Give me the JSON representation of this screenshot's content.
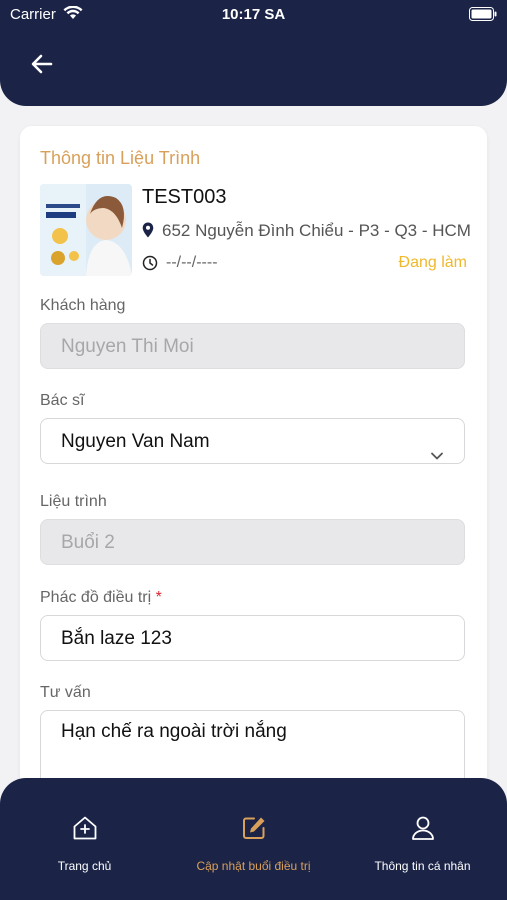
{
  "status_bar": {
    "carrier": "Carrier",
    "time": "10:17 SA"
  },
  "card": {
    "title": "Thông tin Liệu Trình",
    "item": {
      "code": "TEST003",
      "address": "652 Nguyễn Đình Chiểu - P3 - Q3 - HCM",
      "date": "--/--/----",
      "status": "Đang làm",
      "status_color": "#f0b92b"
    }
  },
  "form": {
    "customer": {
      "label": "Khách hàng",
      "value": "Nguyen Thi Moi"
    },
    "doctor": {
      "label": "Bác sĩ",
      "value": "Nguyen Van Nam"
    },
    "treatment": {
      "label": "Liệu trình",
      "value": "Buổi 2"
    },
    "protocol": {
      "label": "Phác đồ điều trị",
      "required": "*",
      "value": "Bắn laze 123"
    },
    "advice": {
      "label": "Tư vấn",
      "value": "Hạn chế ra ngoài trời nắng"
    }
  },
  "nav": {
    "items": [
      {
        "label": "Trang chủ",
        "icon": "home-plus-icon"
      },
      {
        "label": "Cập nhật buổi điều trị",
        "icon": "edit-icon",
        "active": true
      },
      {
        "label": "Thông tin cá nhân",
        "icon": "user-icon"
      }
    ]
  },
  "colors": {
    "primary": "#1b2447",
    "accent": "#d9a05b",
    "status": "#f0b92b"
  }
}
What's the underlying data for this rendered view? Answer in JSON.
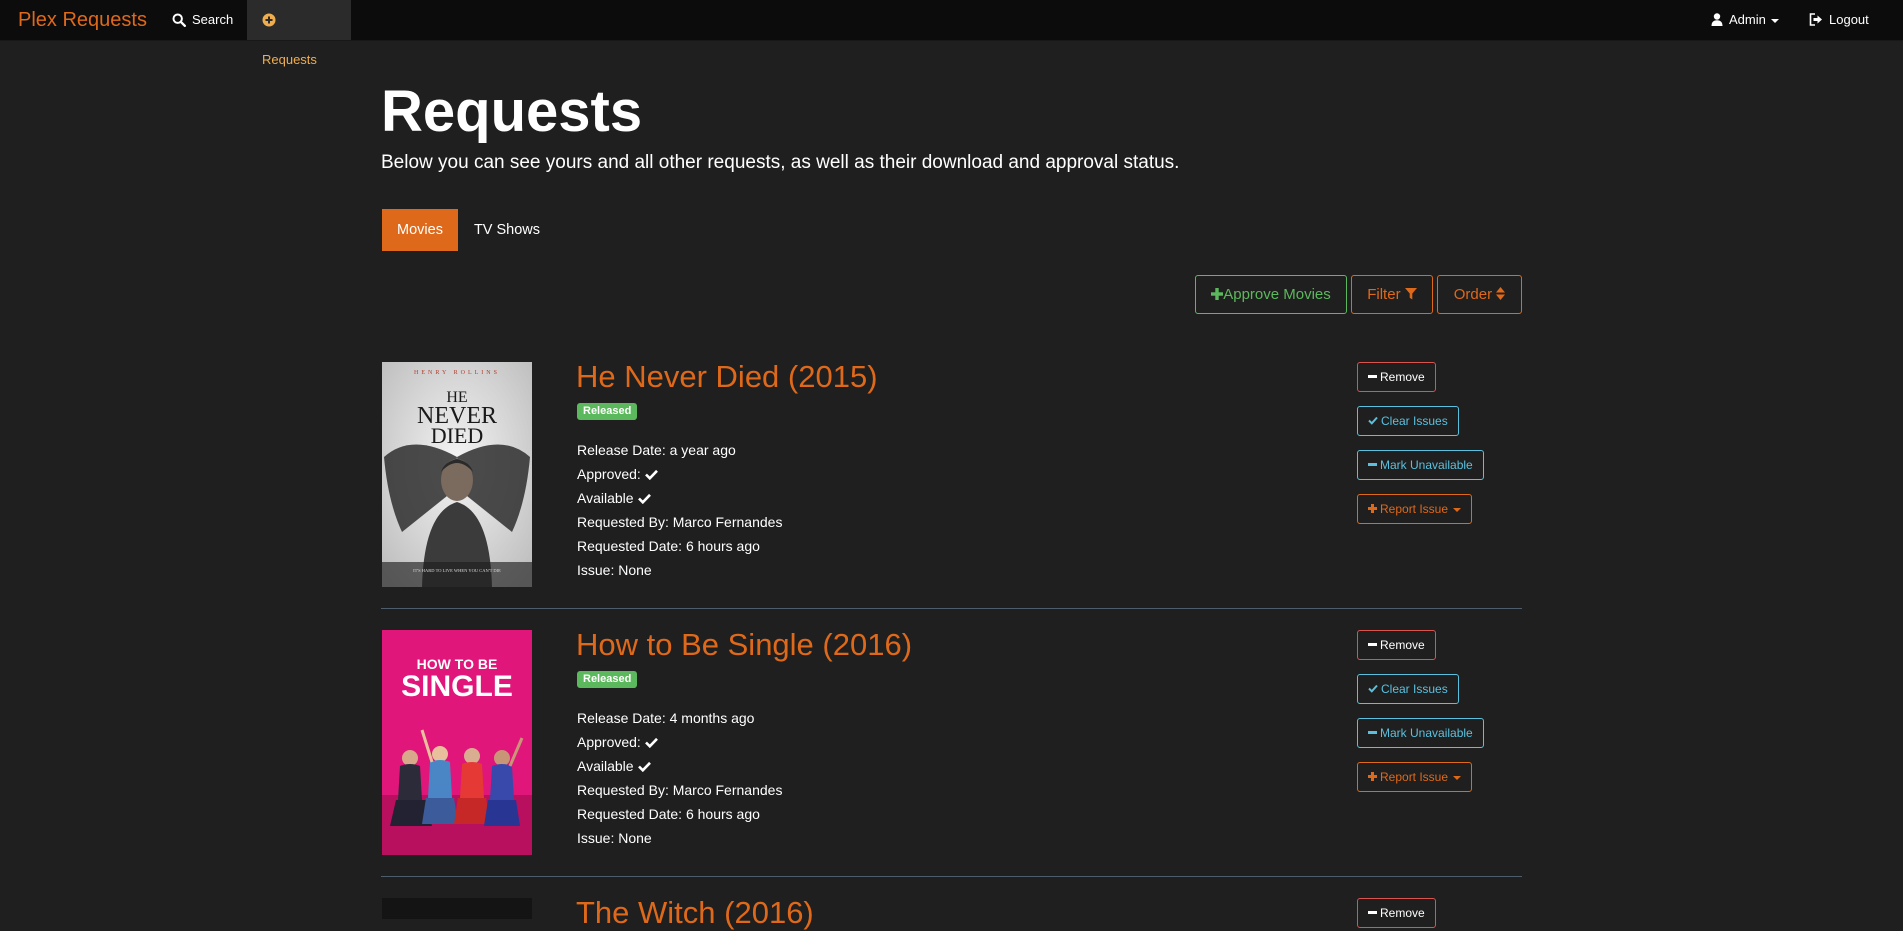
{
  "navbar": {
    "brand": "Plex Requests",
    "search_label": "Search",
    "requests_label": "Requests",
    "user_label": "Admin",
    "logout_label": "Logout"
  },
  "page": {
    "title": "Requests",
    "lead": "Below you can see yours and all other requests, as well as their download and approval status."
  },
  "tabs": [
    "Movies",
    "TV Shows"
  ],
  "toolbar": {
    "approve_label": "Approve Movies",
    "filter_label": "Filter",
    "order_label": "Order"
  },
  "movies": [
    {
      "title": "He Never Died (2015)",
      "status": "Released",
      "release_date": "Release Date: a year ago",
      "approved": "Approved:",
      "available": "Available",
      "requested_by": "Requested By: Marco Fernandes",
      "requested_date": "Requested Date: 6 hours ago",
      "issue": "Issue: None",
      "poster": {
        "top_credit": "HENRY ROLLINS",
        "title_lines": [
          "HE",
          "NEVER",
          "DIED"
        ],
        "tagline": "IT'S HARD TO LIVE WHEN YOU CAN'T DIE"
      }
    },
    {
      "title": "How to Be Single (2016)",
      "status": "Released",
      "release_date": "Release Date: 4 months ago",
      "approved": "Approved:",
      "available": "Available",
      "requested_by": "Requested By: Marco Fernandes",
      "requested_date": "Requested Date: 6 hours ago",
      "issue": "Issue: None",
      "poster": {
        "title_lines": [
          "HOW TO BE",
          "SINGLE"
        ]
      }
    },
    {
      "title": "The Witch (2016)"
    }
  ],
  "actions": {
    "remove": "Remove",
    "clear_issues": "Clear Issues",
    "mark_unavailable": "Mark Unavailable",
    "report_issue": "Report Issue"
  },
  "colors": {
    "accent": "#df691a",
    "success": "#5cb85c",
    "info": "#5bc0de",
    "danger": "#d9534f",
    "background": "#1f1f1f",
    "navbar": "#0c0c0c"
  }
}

...

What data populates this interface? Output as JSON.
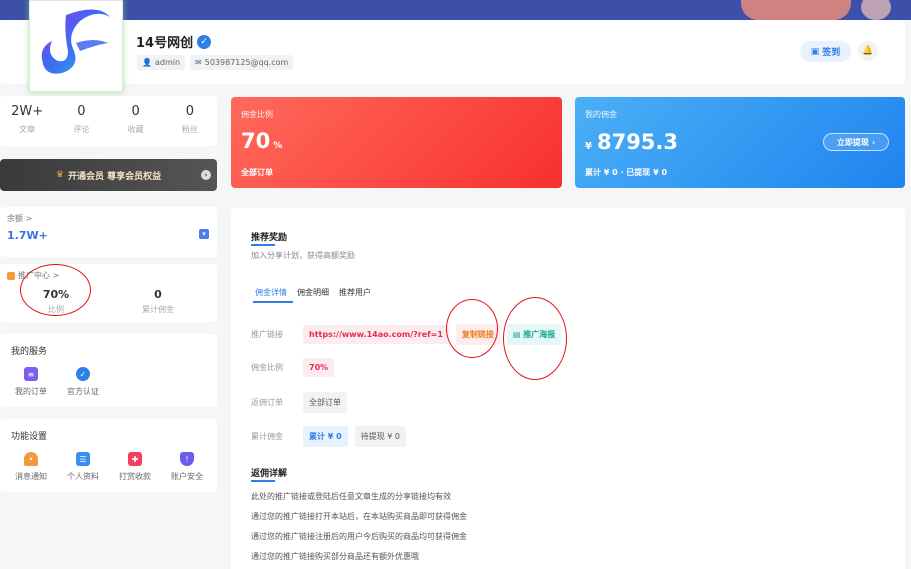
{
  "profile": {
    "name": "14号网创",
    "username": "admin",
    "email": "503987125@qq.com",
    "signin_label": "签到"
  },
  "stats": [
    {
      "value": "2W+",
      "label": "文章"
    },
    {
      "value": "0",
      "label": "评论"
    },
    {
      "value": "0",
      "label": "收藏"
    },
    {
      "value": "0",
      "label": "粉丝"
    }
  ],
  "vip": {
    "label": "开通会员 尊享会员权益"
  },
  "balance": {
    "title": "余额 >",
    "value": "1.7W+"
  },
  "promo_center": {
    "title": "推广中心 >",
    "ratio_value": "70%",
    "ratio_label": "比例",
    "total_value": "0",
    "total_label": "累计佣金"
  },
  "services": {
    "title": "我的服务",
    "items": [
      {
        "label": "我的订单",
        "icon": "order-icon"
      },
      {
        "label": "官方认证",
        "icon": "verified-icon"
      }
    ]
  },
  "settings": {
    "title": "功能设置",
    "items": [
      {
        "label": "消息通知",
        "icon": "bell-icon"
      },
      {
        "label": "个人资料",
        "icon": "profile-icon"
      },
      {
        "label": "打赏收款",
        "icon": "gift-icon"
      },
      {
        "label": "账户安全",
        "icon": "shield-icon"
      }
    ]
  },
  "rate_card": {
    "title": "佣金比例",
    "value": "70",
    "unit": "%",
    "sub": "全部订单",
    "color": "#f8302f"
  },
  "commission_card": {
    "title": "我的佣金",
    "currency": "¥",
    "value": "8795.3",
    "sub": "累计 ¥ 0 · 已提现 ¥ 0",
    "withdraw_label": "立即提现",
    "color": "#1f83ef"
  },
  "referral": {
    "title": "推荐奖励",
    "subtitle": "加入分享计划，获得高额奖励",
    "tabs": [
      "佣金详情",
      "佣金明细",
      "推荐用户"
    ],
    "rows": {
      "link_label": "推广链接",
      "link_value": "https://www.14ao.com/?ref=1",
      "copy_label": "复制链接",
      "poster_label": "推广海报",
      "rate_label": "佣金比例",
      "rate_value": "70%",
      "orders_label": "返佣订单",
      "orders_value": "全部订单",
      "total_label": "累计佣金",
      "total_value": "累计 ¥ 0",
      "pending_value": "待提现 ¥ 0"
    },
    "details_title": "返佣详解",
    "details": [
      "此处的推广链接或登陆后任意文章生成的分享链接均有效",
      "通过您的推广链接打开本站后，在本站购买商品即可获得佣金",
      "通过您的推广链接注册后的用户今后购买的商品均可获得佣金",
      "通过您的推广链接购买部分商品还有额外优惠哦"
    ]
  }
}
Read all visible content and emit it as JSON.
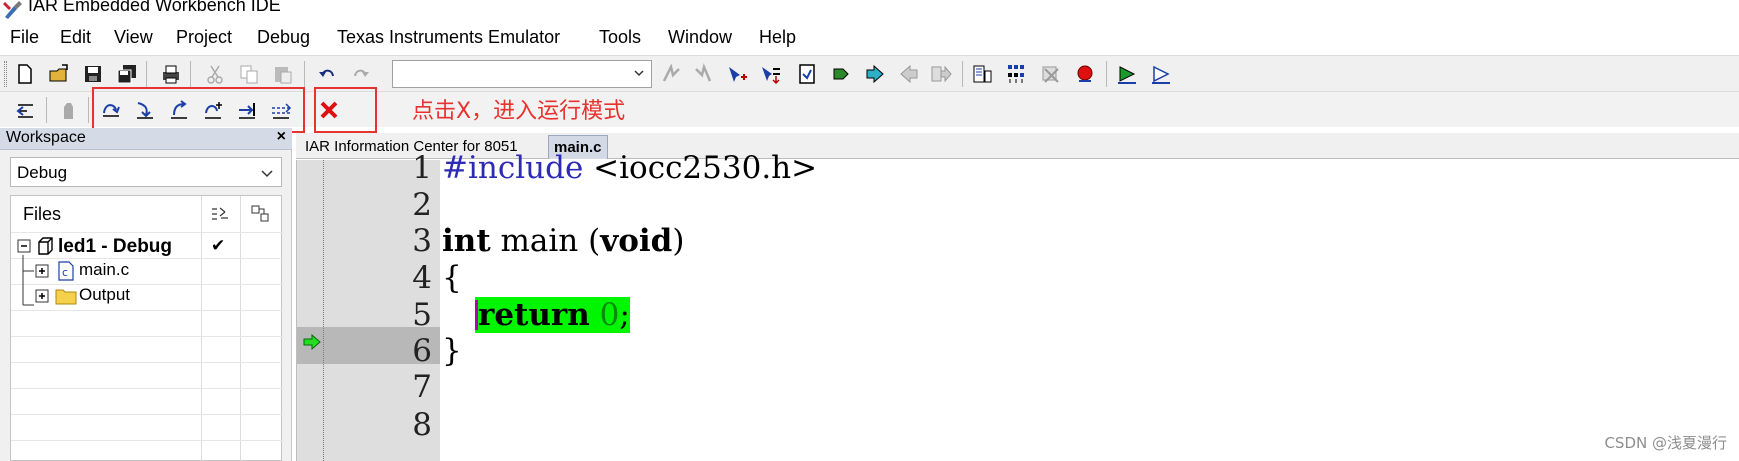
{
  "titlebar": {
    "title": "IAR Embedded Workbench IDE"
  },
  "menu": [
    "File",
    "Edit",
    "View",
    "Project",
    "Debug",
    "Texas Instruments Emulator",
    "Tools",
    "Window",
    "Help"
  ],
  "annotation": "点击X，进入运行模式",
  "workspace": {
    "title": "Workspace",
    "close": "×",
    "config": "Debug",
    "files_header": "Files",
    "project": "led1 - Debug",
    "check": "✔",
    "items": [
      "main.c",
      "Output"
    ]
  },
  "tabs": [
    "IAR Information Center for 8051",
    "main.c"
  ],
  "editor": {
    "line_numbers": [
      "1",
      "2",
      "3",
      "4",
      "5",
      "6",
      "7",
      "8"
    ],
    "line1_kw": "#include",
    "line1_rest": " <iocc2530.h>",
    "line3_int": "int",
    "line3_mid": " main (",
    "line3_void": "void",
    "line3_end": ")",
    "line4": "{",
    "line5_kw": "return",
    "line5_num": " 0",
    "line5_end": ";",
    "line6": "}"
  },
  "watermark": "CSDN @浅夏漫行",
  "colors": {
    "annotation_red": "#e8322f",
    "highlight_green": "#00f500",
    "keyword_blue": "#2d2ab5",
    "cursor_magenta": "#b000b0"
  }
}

What you should do —
Check each line of the entries for the string "icon". Copy the lines that have it.

Solved problem —
        "icon": "home-plus-icon"
        "icon": "edit-icon",
        "icon": "user-icon"
        "icon": "order-icon"
        "icon": "verified-icon"
        "icon": "bell-icon"
        "icon": "profile-icon"
        "icon": "gift-icon"
        "icon": "shield-icon"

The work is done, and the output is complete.